# Fragmento extraído
....

El resultado es una economía paralizada, incapaz de innovar o atraer inversión.
Casi toda la población sobrevive con agricultura de subsistencia, mientras el Estado mantiene minas y proyectos públicos deficitarios mediante préstamos externos que nunca logra pagar.
Eritrea ostenta además la deuda más alta del mundo en relación con su PIB, un récord que refleja su gestión económica desastrosa.
Militarización, deuda y represión
El gobierno gasta cerca del 10% de su PIB en el ejército, una proporción tres veces superior a la de Estados Unidos.
Aun así, no se trata de un ejército moderno, sino de una fuerza laboral esclavizada, utilizada para mantener operativas las industrias estatales.
El país no publica datos oficiales, y los organismos internacionales —como el FMI o el Banco Mundial— no tienen acceso a cifras actualizadas.
La censura, la falta de transparencia y la represión sistemática de periodistas hacen que Eritrea tenga la peor libertad de prensa de toda África.
El régimen también aplica una tasa del 2% a los ingresos de los eritreanos que viven en el extranjero, un intento de obtener divisas de una diáspora que huye en masa.
Aun así, el sistema es ineficaz: más de medio millón de personas —una de cada seis— vive hoy como refugiada fuera del país.
El experimento fallido del “Estado total”
El modelo eritreano demuestra el fracaso del control absoluto del Estado sobre la economía.
Sin incentivos ni propiedad privada, no hay innovación ni productividad, y cualquier error en la planificación centralizada derriba todo el sistema.
El país es incapaz de aprovechar sus propios recursos naturales: posee reservas de oro, cobre y zinc, pero su explotación está limitada por sanciones internacionales, mala gestión y uso de mano de obra forzada.
Mientras tanto, la población carece de servicios básicos, electricidad estable, educación de calidad o atención médica funcional.
Eritrea, en resumen, no solo está estancada, sino que se hunde.
El éxodo silencioso
Los jóvenes no ven futuro.
El servicio militar indefinido, la pobreza y la represión han convertido a Eritrea en el país con más refugiados per cápita del mundo, pese a no estar formalmente en guerra.
Miles cruzan cada año la frontera con Sudán o Etiopía, arriesgando la vida para escapar.
El fenómeno es tan grande que la ONU lo considera un éxodo comparable al de naciones en conflicto abierto, como Siria o Afganistán.
Pero para quienes se quedan, la situación no es mejor:
los salarios son ínfimos, la inflación es constante, y la escasez de alimentos se ha vuelto rutina.
Oportunidad perdida en un punto clave del mundo
Paradójicamente, Eritrea tiene un potencial geográfico y estratégico inmenso.
Su litoral podría servir como puerto comercial de Etiopía y como enlace logístico entre Asia, África y Europa.

....

# Entradas de la colección
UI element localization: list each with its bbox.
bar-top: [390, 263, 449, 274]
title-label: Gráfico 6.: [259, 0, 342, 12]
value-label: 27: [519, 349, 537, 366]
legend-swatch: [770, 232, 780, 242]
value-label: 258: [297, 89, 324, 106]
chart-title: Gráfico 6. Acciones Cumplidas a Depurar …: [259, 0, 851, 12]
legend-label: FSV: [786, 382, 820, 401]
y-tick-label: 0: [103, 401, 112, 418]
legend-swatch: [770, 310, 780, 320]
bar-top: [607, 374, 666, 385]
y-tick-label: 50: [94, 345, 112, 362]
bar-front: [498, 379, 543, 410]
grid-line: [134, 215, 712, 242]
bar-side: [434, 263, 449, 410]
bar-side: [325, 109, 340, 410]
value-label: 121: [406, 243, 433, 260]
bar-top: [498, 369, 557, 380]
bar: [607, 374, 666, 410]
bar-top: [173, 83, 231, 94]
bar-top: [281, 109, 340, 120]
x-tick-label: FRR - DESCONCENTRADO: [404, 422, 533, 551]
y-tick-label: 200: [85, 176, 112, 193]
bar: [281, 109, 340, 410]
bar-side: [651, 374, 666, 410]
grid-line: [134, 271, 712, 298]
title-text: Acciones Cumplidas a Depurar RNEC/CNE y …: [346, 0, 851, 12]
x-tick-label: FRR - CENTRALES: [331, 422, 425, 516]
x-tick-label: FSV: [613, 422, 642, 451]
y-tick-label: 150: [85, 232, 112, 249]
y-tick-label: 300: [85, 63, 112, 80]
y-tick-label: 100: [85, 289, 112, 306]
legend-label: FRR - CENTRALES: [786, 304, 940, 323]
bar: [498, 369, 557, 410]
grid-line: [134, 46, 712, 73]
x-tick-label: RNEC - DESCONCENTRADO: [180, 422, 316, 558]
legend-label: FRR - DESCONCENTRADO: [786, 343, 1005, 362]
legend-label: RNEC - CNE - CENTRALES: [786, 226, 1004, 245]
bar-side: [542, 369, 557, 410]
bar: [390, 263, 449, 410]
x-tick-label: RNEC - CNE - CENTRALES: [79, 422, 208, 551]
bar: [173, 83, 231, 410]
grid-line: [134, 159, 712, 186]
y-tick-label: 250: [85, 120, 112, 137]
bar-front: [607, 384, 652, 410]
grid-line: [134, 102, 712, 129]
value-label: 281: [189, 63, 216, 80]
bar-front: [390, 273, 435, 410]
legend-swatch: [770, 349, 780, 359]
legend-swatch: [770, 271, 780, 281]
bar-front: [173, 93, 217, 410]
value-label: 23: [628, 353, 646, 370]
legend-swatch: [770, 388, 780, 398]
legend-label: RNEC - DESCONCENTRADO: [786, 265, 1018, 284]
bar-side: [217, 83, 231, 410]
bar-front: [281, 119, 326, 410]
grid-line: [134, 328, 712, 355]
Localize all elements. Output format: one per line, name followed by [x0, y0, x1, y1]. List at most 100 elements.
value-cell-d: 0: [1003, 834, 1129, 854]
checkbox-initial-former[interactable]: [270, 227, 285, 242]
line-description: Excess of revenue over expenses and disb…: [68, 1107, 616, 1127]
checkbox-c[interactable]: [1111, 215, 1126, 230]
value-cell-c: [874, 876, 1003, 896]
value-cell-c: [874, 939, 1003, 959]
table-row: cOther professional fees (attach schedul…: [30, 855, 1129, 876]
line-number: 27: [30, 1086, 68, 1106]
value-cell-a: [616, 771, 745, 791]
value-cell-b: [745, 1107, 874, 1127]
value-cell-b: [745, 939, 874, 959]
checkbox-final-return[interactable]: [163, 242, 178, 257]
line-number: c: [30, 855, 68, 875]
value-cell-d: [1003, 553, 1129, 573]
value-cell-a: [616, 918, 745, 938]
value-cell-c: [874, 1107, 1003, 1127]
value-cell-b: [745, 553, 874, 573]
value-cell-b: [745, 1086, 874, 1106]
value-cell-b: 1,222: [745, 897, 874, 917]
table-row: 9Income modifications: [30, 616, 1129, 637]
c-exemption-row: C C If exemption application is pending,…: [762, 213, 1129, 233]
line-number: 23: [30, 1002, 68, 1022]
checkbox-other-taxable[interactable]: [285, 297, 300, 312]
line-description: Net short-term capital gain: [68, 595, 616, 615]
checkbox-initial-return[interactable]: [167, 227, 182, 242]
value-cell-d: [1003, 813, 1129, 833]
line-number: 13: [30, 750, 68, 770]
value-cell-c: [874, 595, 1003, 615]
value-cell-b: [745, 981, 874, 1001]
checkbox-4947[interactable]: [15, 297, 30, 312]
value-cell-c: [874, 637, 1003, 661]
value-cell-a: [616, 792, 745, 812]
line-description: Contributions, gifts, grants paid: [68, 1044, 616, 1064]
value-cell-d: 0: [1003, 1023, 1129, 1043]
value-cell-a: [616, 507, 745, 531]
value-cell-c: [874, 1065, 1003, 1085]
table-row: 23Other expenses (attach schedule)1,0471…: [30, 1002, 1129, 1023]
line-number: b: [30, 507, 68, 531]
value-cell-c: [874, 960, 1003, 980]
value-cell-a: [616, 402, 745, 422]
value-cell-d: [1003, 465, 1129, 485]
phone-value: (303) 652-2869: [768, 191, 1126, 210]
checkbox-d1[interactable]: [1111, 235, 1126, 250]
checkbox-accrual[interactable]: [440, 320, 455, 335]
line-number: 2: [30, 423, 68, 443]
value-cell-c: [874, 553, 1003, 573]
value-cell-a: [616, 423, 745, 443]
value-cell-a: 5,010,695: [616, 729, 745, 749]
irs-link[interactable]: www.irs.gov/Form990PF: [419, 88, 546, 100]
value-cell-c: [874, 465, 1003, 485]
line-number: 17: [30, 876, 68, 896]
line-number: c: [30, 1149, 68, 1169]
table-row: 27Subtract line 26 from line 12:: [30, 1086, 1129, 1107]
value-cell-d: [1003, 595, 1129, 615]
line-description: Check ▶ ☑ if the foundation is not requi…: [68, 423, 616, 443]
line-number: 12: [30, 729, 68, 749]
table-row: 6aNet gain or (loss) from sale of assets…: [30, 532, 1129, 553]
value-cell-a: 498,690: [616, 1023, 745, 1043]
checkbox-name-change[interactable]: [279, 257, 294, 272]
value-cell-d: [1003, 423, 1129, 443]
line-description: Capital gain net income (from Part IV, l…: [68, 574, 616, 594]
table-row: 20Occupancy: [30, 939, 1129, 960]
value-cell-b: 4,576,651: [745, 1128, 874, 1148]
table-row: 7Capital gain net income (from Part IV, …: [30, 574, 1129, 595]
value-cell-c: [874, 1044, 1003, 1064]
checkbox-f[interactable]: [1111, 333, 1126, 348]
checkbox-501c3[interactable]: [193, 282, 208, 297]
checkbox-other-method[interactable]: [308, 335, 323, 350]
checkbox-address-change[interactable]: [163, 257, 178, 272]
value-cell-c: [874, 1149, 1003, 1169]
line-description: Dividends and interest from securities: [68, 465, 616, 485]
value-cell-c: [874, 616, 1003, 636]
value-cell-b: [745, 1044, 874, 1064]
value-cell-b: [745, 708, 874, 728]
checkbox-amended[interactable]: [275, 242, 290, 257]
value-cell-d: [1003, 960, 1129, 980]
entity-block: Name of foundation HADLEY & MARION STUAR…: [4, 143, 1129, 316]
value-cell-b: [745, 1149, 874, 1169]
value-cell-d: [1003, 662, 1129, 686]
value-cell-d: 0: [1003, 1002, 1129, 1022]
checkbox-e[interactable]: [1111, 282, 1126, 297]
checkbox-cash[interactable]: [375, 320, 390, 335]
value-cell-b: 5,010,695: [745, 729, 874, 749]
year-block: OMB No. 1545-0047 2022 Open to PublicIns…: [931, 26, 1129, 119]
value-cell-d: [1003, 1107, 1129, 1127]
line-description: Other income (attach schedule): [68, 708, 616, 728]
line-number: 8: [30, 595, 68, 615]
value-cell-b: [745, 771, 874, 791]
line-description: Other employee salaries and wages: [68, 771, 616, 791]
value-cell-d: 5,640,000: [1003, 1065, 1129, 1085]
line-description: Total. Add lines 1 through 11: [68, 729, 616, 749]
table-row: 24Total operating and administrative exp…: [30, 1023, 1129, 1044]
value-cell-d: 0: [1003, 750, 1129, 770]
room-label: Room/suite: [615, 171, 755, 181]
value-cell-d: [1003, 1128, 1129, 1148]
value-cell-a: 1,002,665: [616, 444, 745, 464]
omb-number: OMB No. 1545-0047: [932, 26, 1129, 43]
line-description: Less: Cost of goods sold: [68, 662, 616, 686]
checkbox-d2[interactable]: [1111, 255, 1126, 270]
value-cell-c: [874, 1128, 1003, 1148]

....

# Tarea
Según el texto sobre Eritrea, ¿qué porcentaje de su PIB destina el gobierno al ejército?

# Respuesta
Cerca del 10% de su PIB.